## Work to be completed
Go through the entries below and collect each line with the string "Medellín" in it.

[Stored data entries]

# # #

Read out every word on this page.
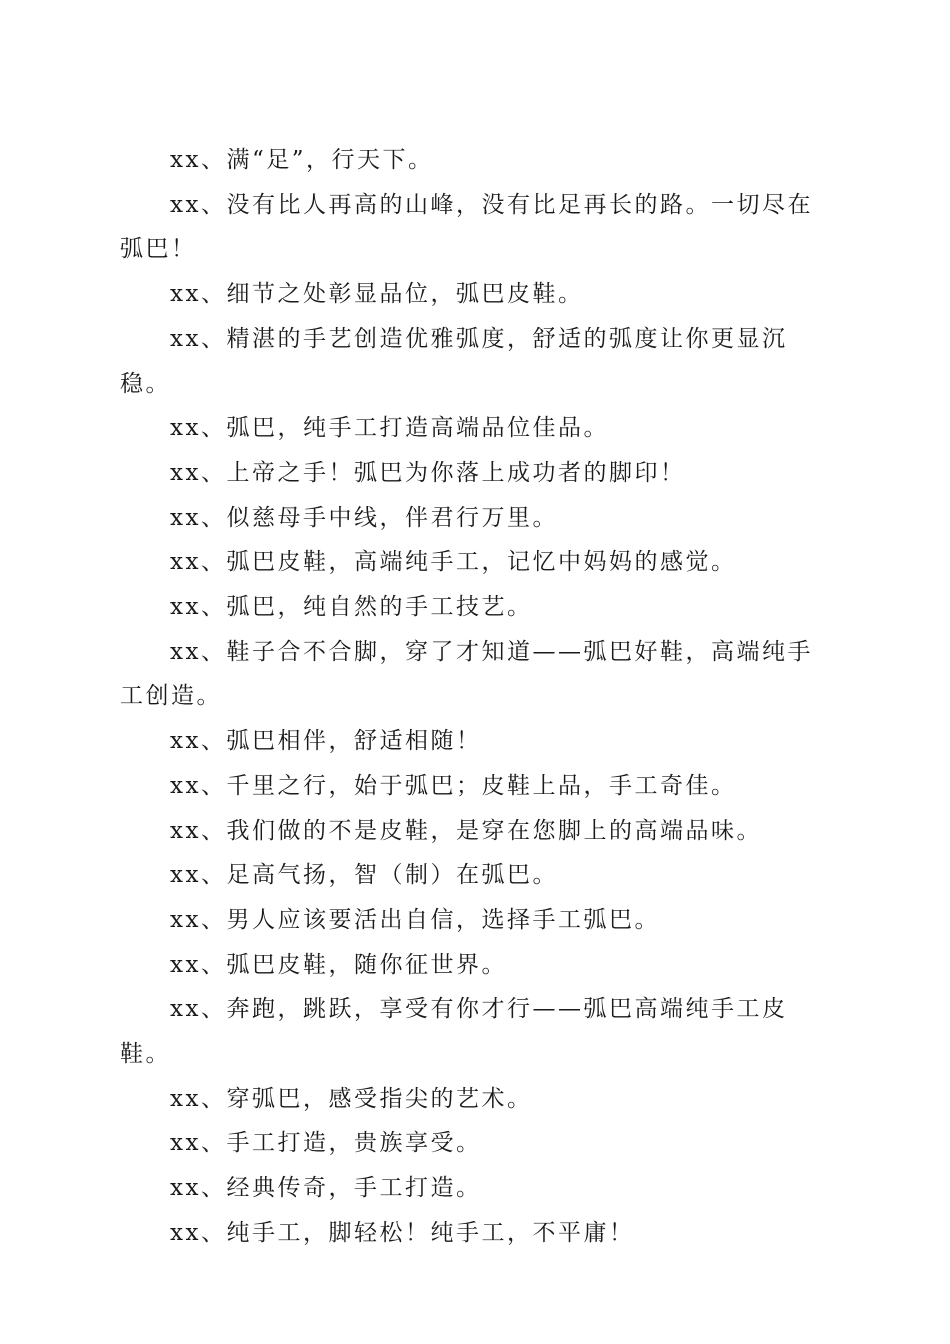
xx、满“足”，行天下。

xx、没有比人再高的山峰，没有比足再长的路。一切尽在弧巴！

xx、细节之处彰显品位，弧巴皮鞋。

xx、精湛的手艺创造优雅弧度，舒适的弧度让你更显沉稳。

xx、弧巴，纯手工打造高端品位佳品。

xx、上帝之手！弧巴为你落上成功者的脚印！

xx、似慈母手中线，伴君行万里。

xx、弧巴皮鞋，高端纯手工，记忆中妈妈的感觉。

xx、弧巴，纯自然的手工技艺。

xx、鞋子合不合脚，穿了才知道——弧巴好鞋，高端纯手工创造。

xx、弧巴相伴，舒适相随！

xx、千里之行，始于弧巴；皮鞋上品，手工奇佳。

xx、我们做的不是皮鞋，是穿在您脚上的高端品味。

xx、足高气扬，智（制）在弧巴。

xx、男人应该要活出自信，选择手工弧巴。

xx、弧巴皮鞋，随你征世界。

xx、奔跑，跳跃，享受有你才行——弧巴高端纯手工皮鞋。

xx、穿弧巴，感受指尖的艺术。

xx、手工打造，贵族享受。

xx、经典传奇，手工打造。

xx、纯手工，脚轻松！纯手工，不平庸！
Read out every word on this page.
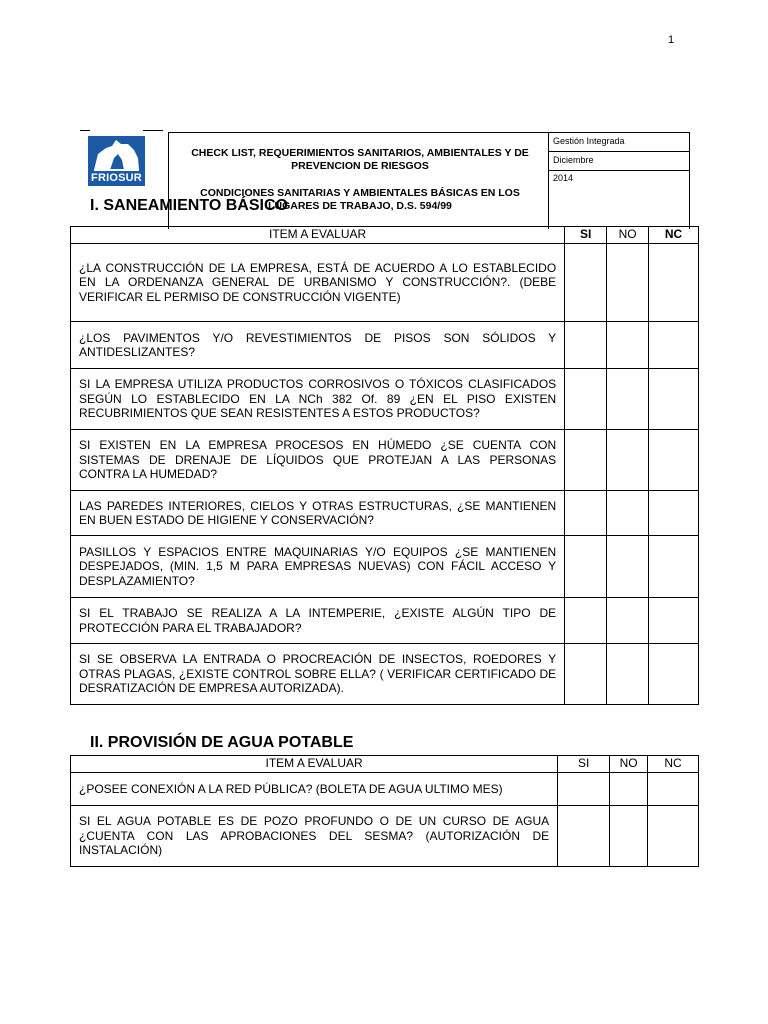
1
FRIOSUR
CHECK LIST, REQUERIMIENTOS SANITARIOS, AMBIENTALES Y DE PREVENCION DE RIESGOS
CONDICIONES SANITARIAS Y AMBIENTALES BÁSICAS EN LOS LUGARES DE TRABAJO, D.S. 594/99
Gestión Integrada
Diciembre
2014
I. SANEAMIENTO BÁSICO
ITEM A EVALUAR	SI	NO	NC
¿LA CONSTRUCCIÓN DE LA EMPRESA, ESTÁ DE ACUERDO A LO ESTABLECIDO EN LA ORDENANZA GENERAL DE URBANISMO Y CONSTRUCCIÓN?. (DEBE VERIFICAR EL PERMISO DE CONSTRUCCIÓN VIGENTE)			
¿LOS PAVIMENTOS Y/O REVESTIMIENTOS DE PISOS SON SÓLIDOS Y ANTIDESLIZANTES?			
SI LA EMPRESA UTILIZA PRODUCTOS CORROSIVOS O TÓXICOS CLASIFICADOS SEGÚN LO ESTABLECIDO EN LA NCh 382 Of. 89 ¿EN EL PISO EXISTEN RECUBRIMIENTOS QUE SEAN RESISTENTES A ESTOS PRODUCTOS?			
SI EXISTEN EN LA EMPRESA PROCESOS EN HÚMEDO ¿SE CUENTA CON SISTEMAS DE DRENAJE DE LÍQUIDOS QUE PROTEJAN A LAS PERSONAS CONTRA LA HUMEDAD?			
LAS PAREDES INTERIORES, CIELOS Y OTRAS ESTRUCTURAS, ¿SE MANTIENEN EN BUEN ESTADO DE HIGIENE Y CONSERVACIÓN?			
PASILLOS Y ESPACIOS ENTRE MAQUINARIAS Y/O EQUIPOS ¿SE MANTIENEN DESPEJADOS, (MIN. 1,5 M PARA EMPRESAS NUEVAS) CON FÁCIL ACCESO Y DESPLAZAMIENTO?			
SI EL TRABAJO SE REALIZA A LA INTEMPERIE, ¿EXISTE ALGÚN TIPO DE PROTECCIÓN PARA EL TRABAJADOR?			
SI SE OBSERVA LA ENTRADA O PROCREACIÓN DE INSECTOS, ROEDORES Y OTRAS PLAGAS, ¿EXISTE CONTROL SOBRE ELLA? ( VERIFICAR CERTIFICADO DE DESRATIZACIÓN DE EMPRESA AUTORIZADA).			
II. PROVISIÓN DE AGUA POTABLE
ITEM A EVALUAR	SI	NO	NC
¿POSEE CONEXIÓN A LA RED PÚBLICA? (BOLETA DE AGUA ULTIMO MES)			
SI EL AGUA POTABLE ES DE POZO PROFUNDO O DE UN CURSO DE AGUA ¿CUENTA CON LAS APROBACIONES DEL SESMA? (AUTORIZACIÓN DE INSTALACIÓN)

# # #

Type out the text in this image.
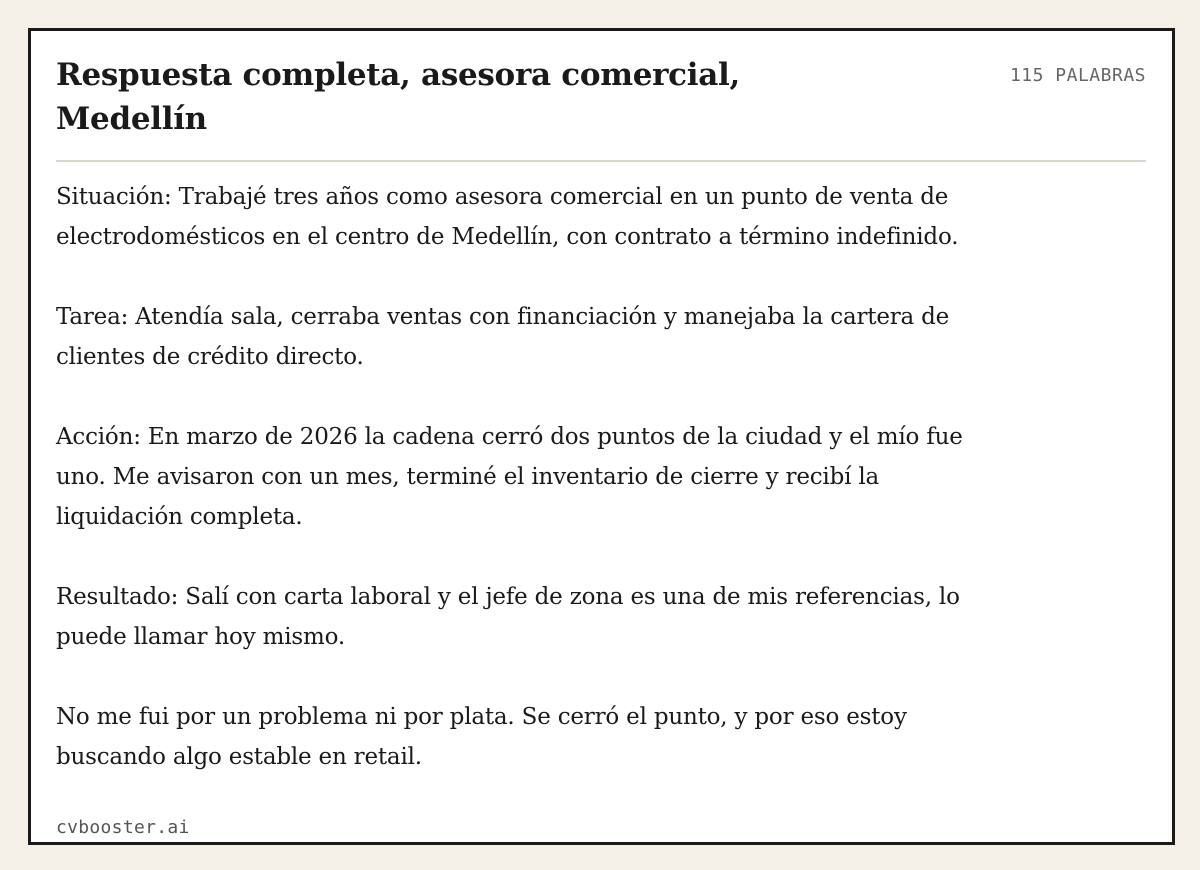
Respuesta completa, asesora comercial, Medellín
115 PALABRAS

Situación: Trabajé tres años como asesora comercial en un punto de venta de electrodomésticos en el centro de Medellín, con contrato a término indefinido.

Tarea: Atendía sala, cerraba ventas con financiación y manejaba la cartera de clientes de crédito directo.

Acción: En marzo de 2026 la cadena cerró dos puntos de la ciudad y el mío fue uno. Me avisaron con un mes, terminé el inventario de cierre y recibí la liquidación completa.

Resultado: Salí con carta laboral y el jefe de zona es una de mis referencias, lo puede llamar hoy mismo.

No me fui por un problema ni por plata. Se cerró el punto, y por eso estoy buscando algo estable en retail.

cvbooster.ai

# # #

## Full output
Respuesta completa, asesora comercial, Medellín
Situación: Trabajé tres años como asesora comercial en un punto de venta de electrodomésticos en el centro de Medellín, con contrato a término indefinido.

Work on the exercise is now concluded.